# [What to work on]
Render every one of the dataset rows below as a Markdown table with two columns, No. and Line. Number the lines in order, and skip any blank ones.

— start of Supplied information —

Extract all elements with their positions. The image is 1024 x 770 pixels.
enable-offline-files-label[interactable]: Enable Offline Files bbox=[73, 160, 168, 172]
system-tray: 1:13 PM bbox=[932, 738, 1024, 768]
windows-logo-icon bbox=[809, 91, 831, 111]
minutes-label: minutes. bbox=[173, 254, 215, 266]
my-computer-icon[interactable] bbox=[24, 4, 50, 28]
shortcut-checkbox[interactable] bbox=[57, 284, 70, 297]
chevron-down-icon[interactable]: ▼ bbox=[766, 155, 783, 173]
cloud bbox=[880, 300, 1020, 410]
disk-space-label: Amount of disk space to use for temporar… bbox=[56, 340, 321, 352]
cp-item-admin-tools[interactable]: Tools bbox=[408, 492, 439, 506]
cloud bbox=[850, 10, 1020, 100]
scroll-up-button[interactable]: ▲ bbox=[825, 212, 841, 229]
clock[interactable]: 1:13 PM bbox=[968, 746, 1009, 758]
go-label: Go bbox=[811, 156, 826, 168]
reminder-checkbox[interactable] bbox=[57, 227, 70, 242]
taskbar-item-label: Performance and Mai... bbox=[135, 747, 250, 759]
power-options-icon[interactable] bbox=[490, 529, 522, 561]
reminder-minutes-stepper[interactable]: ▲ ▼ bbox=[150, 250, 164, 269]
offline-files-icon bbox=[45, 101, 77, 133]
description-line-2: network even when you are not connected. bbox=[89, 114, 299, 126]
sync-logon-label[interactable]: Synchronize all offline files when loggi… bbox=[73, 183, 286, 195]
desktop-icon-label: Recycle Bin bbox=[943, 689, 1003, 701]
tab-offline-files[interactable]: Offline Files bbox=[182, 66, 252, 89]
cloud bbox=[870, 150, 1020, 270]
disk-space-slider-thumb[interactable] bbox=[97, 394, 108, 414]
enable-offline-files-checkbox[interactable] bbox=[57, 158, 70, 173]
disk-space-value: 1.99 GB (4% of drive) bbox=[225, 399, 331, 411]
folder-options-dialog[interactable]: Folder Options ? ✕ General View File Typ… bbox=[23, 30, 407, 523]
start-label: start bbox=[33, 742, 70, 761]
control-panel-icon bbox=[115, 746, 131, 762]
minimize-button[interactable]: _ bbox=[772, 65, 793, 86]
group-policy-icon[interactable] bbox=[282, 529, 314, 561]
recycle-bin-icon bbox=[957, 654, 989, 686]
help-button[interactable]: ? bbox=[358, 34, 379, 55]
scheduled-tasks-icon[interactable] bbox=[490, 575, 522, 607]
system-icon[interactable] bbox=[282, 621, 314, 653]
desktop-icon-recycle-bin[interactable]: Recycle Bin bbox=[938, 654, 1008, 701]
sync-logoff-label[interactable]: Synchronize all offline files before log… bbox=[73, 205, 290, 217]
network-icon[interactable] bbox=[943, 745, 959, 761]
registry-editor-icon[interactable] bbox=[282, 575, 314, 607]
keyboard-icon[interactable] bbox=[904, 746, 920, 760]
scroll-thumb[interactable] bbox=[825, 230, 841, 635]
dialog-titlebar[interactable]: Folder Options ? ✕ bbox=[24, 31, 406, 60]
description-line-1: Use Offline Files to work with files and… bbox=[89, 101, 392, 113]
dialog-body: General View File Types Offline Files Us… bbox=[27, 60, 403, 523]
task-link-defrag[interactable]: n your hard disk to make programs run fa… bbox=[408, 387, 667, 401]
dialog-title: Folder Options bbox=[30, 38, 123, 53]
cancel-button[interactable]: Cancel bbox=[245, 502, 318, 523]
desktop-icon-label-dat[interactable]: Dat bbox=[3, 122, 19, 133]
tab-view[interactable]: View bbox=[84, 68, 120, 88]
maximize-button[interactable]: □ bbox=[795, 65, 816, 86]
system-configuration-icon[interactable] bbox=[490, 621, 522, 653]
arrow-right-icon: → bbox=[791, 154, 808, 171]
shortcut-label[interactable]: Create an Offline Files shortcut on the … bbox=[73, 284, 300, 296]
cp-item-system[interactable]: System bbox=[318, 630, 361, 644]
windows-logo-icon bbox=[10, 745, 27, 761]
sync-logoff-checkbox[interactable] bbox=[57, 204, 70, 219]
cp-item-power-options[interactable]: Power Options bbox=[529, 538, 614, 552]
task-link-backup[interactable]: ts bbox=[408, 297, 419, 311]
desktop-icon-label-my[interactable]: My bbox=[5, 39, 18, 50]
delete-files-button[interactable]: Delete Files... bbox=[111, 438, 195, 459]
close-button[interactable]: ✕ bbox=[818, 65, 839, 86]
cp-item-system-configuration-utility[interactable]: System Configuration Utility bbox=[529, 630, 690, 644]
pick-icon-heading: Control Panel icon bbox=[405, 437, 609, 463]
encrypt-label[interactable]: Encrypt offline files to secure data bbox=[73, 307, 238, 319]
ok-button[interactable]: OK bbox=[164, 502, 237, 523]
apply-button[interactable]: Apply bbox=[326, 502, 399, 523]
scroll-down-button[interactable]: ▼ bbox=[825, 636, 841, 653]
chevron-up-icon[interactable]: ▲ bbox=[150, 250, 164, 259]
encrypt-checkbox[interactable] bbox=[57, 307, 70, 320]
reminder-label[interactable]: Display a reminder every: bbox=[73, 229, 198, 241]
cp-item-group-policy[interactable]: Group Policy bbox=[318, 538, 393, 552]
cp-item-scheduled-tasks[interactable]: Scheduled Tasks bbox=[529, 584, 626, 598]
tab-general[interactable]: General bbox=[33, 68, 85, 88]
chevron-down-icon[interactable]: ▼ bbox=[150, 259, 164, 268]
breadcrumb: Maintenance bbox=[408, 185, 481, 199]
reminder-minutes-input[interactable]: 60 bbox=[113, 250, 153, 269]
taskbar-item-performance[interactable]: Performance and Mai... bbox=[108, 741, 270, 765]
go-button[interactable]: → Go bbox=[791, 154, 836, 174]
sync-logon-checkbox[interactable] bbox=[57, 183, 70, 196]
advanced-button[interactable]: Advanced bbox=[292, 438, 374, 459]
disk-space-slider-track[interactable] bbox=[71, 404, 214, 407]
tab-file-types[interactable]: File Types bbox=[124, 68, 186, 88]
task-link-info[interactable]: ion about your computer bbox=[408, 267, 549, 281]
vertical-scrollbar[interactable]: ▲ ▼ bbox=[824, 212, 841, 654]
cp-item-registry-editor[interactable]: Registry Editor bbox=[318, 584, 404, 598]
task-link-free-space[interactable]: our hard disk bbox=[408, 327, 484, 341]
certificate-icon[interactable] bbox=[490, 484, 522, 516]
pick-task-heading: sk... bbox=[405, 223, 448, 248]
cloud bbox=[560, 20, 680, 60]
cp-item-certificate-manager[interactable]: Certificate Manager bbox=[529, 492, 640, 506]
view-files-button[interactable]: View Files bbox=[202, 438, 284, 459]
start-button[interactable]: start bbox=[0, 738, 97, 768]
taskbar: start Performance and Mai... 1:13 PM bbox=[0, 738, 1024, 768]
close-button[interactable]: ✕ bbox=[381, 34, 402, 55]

— end of Supplied information —

# [Task answer]
| No. | Line |
|---|---|
| 1 | Extract all elements with their positions. The image is 1024 x 770 pixels. |
| 2 | enable-offline-files-label[interactable]: Enable Offline Files bbox=[73, 160, 168, 172] |
| 3 | system-tray: 1:13 PM bbox=[932, 738, 1024, 768] |
| 4 | windows-logo-icon bbox=[809, 91, 831, 111] |
| 5 | minutes-label: minutes. bbox=[173, 254, 215, 266] |
| 6 | my-computer-icon[interactable] bbox=[24, 4, 50, 28] |
| 7 | shortcut-checkbox[interactable] bbox=[57, 284, 70, 297] |
| 8 | chevron-down-icon[interactable]: ▼ bbox=[766, 155, 783, 173] |
| 9 | cloud bbox=[880, 300, 1020, 410] |
| 10 | disk-space-label: Amount of disk space to use for temporar… bbox=[56, 340, 321, 352] |
| 11 | cp-item-admin-tools[interactable]: Tools bbox=[408, 492, 439, 506] |
| 12 | cloud bbox=[850, 10, 1020, 100] |
| 13 | scroll-up-button[interactable]: ▲ bbox=[825, 212, 841, 229] |
| 14 | clock[interactable]: 1:13 PM bbox=[968, 746, 1009, 758] |
| 15 | go-label: Go bbox=[811, 156, 826, 168] |
| 16 | reminder-checkbox[interactable] bbox=[57, 227, 70, 242] |
| 17 | taskbar-item-label: Performance and Mai... bbox=[135, 747, 250, 759] |
| 18 | power-options-icon[interactable] bbox=[490, 529, 522, 561] |
| 19 | reminder-minutes-stepper[interactable]: ▲ ▼ bbox=[150, 250, 164, 269] |
| 20 | offline-files-icon bbox=[45, 101, 77, 133] |
| 21 | description-line-2: network even when you are not connected. bbox=[89, 114, 299, 126] |
| 22 | sync-logon-label[interactable]: Synchronize all offline files when loggi… bbox=[73, 183, 286, 195] |
| 23 | desktop-icon-label: Recycle Bin bbox=[943, 689, 1003, 701] |
| 24 | tab-offline-files[interactable]: Offline Files bbox=[182, 66, 252, 89] |
| 25 | cloud bbox=[870, 150, 1020, 270] |
| 26 | disk-space-slider-thumb[interactable] bbox=[97, 394, 108, 414] |
| 27 | enable-offline-files-checkbox[interactable] bbox=[57, 158, 70, 173] |
| 28 | disk-space-value: 1.99 GB (4% of drive) bbox=[225, 399, 331, 411] |
| 29 | folder-options-dialog[interactable]: Folder Options ? ✕ General View File Typ… bbox=[23, 30, 407, 523] |
| 30 | start-label: start bbox=[33, 742, 70, 761] |
| 31 | control-panel-icon bbox=[115, 746, 131, 762] |
| 32 | minimize-button[interactable]: _ bbox=[772, 65, 793, 86] |
| 33 | group-policy-icon[interactable] bbox=[282, 529, 314, 561] |
| 34 | recycle-bin-icon bbox=[957, 654, 989, 686] |
| 35 | help-button[interactable]: ? bbox=[358, 34, 379, 55] |
| 36 | scheduled-tasks-icon[interactable] bbox=[490, 575, 522, 607] |
| 37 | system-icon[interactable] bbox=[282, 621, 314, 653] |
| 38 | desktop-icon-recycle-bin[interactable]: Recycle Bin bbox=[938, 654, 1008, 701] |
| 39 | sync-logoff-label[interactable]: Synchronize all offline files before log… bbox=[73, 205, 290, 217] |
| 40 | network-icon[interactable] bbox=[943, 745, 959, 761] |
| 41 | registry-editor-icon[interactable] bbox=[282, 575, 314, 607] |
| 42 | keyboard-icon[interactable] bbox=[904, 746, 920, 760] |
| 43 | scroll-thumb[interactable] bbox=[825, 230, 841, 635] |
| 44 | dialog-titlebar[interactable]: Folder Options ? ✕ bbox=[24, 31, 406, 60] |
| 45 | description-line-1: Use Offline Files to work with files and… bbox=[89, 101, 392, 113] |
| 46 | dialog-body: General View File Types Offline Files Us… bbox=[27, 60, 403, 523] |
| 47 | task-link-defrag[interactable]: n your hard disk to make programs run fa… bbox=[408, 387, 667, 401] |
| 48 | dialog-title: Folder Options bbox=[30, 38, 123, 53] |
| 49 | cancel-button[interactable]: Cancel bbox=[245, 502, 318, 523] |
| 50 | desktop-icon-label-dat[interactable]: Dat bbox=[3, 122, 19, 133] |
| 51 | tab-view[interactable]: View bbox=[84, 68, 120, 88] |
| 52 | maximize-button[interactable]: □ bbox=[795, 65, 816, 86] |
| 53 | system-configuration-icon[interactable] bbox=[490, 621, 522, 653] |
| 54 | arrow-right-icon: → bbox=[791, 154, 808, 171] |
| 55 | shortcut-label[interactable]: Create an Offline Files shortcut on the … bbox=[73, 284, 300, 296] |
| 56 | cp-item-system[interactable]: System bbox=[318, 630, 361, 644] |
| 57 | windows-logo-icon bbox=[10, 745, 27, 761] |
| 58 | sync-logoff-checkbox[interactable] bbox=[57, 204, 70, 219] |
| 59 | cp-item-power-options[interactable]: Power Options bbox=[529, 538, 614, 552] |
| 60 | task-link-backup[interactable]: ts bbox=[408, 297, 419, 311] |
| 61 | desktop-icon-label-my[interactable]: My bbox=[5, 39, 18, 50] |
| 62 | delete-files-button[interactable]: Delete Files... bbox=[111, 438, 195, 459] |
| 63 | close-button[interactable]: ✕ bbox=[818, 65, 839, 86] |
| 64 | cp-item-system-configuration-utility[interactable]: System Configuration Utility bbox=[529, 630, 690, 644] |
| 65 | pick-icon-heading: Control Panel icon bbox=[405, 437, 609, 463] |
| 66 | encrypt-label[interactable]: Encrypt offline files to secure data bbox=[73, 307, 238, 319] |
| 67 | ok-button[interactable]: OK bbox=[164, 502, 237, 523] |
| 68 | apply-button[interactable]: Apply bbox=[326, 502, 399, 523] |
| 69 | scroll-down-button[interactable]: ▼ bbox=[825, 636, 841, 653] |
| 70 | chevron-up-icon[interactable]: ▲ bbox=[150, 250, 164, 259] |
| 71 | encrypt-checkbox[interactable] bbox=[57, 307, 70, 320] |
| 72 | reminder-label[interactable]: Display a reminder every: bbox=[73, 229, 198, 241] |
| 73 | cp-item-group-policy[interactable]: Group Policy bbox=[318, 538, 393, 552] |
| 74 | cp-item-scheduled-tasks[interactable]: Scheduled Tasks bbox=[529, 584, 626, 598] |
| 75 | tab-general[interactable]: General bbox=[33, 68, 85, 88] |
| 76 | chevron-down-icon[interactable]: ▼ bbox=[150, 259, 164, 268] |
| 77 | breadcrumb: Maintenance bbox=[408, 185, 481, 199] |
| 78 | reminder-minutes-input[interactable]: 60 bbox=[113, 250, 153, 269] |
| 79 | taskbar-item-performance[interactable]: Performance and Mai... bbox=[108, 741, 270, 765] |
| 80 | go-button[interactable]: → Go bbox=[791, 154, 836, 174] |
| 81 | sync-logon-checkbox[interactable] bbox=[57, 183, 70, 196] |
| 82 | advanced-button[interactable]: Advanced bbox=[292, 438, 374, 459] |
| 83 | disk-space-slider-track[interactable] bbox=[71, 404, 214, 407] |
| 84 | tab-file-types[interactable]: File Types bbox=[124, 68, 186, 88] |
| 85 | task-link-info[interactable]: ion about your computer bbox=[408, 267, 549, 281] |
| 86 | vertical-scrollbar[interactable]: ▲ ▼ bbox=[824, 212, 841, 654] |
| 87 | cp-item-registry-editor[interactable]: Registry Editor bbox=[318, 584, 404, 598] |
| 88 | task-link-free-space[interactable]: our hard disk bbox=[408, 327, 484, 341] |
| 89 | certificate-icon[interactable] bbox=[490, 484, 522, 516] |
| 90 | pick-task-heading: sk... bbox=[405, 223, 448, 248] |
| 91 | cloud bbox=[560, 20, 680, 60] |
| 92 | cp-item-certificate-manager[interactable]: Certificate Manager bbox=[529, 492, 640, 506] |
| 93 | view-files-button[interactable]: View Files bbox=[202, 438, 284, 459] |
| 94 | start-button[interactable]: start bbox=[0, 738, 97, 768] |
| 95 | taskbar: start Performance and Mai... 1:13 PM bbox=[0, 738, 1024, 768] |
| 96 | close-button[interactable]: ✕ bbox=[381, 34, 402, 55] |